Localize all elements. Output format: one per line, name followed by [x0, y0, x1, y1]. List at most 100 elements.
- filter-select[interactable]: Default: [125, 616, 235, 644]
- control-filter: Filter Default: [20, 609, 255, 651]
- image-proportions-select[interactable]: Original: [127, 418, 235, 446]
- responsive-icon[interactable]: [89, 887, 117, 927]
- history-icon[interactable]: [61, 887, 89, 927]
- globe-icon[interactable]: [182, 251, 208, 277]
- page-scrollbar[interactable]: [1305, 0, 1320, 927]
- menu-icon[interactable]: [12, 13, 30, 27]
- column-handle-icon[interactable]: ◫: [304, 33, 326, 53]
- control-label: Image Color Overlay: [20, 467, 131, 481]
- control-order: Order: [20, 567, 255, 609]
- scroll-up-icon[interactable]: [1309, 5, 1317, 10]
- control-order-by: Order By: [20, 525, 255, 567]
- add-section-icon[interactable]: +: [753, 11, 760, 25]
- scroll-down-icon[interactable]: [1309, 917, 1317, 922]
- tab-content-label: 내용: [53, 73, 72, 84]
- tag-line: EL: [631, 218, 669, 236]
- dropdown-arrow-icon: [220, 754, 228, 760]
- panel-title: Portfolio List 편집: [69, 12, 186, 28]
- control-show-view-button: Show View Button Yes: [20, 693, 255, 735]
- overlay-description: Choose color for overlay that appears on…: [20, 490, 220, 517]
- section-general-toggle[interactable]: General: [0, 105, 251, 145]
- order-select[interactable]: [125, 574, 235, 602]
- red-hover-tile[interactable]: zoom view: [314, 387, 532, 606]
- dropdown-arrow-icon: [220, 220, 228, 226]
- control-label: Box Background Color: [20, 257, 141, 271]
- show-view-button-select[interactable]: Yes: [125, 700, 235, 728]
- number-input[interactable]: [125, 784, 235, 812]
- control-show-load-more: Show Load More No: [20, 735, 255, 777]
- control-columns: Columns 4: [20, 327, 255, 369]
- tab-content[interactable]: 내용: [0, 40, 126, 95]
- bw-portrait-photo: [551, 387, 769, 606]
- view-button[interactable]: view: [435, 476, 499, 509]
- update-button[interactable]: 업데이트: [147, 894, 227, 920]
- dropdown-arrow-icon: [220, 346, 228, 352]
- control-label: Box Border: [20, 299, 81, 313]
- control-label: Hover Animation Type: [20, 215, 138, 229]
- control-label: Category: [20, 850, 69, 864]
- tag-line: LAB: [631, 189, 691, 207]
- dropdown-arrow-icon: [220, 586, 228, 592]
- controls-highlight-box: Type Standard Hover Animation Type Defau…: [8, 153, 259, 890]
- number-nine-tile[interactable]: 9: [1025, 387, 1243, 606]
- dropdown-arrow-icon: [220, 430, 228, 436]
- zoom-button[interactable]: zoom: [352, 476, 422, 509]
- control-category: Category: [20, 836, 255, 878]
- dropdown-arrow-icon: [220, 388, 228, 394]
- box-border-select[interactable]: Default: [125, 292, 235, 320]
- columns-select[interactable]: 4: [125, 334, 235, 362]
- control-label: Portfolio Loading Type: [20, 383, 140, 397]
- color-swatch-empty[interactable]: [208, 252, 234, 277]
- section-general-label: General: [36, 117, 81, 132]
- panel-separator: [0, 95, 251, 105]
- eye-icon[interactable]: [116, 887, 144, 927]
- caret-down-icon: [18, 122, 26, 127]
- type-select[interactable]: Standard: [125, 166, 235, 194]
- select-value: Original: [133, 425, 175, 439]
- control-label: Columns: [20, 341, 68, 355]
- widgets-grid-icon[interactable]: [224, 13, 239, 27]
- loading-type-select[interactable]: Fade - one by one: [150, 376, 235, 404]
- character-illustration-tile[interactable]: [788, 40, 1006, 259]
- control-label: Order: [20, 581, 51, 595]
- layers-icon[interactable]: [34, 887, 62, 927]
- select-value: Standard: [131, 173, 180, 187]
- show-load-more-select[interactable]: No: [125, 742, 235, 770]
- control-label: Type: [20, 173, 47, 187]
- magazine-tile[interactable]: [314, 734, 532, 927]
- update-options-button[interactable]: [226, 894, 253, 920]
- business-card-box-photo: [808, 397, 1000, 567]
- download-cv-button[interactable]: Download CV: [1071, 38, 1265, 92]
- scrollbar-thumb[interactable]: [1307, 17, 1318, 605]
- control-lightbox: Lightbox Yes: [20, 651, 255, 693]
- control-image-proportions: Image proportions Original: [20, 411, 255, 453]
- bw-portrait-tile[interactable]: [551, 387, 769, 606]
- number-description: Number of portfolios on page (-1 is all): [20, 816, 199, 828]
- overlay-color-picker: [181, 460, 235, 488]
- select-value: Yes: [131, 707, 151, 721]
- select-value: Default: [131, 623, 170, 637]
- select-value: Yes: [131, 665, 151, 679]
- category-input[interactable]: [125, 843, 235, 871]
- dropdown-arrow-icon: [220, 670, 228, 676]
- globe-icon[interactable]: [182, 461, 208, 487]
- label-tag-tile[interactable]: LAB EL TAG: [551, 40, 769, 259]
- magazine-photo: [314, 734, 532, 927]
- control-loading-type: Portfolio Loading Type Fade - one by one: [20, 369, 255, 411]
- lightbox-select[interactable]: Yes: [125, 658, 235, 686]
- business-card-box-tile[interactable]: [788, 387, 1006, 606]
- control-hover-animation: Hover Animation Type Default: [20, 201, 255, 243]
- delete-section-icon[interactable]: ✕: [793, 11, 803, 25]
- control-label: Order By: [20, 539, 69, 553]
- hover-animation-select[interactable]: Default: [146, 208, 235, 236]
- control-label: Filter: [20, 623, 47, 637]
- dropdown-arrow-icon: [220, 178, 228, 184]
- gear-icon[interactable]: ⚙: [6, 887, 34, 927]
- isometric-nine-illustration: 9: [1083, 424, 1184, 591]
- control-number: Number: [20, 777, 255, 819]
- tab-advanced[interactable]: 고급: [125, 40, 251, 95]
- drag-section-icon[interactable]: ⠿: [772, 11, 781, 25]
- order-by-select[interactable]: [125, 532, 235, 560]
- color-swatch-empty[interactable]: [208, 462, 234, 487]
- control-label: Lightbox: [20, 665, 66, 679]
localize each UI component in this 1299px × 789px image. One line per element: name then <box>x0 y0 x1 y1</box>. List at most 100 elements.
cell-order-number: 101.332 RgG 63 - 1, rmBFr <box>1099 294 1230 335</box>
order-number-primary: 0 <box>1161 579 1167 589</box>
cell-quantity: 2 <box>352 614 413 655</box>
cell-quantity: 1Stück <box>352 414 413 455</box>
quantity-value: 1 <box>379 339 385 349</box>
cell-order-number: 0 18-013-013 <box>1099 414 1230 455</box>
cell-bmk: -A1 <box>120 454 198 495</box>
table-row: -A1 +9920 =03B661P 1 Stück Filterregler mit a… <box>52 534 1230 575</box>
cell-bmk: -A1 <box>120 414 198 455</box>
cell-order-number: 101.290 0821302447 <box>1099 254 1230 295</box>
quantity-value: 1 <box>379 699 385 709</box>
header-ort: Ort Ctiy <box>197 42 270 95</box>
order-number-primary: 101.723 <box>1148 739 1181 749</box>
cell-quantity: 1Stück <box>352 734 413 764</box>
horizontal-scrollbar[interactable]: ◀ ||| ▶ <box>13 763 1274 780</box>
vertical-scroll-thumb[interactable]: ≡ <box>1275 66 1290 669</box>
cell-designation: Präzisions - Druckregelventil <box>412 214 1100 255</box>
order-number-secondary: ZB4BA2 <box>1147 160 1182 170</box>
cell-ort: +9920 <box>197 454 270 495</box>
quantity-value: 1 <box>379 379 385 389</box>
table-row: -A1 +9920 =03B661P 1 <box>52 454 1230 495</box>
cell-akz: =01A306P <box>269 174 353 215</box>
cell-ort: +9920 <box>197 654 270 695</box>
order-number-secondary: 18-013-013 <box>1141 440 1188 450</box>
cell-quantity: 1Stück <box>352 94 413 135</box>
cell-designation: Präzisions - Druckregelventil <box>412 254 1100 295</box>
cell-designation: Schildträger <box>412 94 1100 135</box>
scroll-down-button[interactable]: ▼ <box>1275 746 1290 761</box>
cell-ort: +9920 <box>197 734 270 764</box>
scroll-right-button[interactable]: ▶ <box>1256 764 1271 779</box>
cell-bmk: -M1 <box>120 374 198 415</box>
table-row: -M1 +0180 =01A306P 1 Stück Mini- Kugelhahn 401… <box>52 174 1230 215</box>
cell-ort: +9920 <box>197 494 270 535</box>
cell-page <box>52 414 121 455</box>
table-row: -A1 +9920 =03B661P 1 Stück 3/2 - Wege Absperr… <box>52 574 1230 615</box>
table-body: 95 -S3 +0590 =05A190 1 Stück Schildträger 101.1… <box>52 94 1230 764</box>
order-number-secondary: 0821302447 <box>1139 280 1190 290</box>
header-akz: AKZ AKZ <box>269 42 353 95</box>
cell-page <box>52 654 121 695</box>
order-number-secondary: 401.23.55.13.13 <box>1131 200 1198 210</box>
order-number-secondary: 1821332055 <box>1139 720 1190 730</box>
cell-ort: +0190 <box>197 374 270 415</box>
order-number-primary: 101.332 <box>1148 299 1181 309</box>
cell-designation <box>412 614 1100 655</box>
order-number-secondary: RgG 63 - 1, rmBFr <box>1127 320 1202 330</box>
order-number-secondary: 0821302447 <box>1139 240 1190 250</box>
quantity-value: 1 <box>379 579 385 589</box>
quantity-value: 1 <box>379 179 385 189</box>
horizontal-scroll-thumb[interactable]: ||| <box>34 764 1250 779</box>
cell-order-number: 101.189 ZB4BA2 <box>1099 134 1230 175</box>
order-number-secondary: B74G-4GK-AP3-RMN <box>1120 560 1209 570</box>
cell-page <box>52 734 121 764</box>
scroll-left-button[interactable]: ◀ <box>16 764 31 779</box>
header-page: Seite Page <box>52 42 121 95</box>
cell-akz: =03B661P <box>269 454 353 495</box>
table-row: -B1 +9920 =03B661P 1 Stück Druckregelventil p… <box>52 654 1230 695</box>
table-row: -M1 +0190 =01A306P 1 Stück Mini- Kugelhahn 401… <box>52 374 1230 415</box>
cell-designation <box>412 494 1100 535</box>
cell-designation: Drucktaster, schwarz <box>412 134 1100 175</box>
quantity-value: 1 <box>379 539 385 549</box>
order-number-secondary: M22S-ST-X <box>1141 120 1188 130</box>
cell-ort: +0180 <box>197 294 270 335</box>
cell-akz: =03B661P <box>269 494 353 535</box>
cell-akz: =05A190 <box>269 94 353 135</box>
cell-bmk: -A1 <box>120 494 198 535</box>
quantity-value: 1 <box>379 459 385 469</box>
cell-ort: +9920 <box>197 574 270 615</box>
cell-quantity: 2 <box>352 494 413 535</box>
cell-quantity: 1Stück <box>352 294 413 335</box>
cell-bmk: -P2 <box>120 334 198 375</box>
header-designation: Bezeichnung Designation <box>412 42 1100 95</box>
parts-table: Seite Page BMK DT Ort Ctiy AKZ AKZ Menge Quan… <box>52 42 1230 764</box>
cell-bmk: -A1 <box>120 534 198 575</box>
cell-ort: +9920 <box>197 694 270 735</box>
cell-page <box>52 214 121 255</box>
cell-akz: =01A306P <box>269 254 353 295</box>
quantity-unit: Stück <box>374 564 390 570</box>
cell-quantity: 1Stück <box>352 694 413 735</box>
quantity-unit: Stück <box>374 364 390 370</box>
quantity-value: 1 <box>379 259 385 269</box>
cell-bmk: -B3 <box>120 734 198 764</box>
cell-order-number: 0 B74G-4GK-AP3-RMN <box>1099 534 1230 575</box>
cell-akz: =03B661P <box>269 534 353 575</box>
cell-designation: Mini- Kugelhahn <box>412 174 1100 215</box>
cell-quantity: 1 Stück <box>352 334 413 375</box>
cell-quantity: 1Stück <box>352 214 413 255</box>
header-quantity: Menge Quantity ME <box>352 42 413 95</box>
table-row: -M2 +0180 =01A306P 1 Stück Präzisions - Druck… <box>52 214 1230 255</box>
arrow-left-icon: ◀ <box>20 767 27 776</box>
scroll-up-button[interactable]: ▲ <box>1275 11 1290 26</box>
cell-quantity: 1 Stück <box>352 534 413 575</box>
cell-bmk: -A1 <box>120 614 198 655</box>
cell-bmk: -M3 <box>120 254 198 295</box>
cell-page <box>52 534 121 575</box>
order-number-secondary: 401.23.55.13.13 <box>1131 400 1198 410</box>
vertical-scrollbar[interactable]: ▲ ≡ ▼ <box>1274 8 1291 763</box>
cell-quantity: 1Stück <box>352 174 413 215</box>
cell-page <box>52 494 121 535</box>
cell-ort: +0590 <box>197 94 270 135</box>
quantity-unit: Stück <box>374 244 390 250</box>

________________

> **What is needed**
Return each line of the items above that contains the string "magazine". Case counts.

> **Solution to this problem**
- magazine-tile[interactable]: [314, 734, 532, 927]
- magazine-photo: [314, 734, 532, 927]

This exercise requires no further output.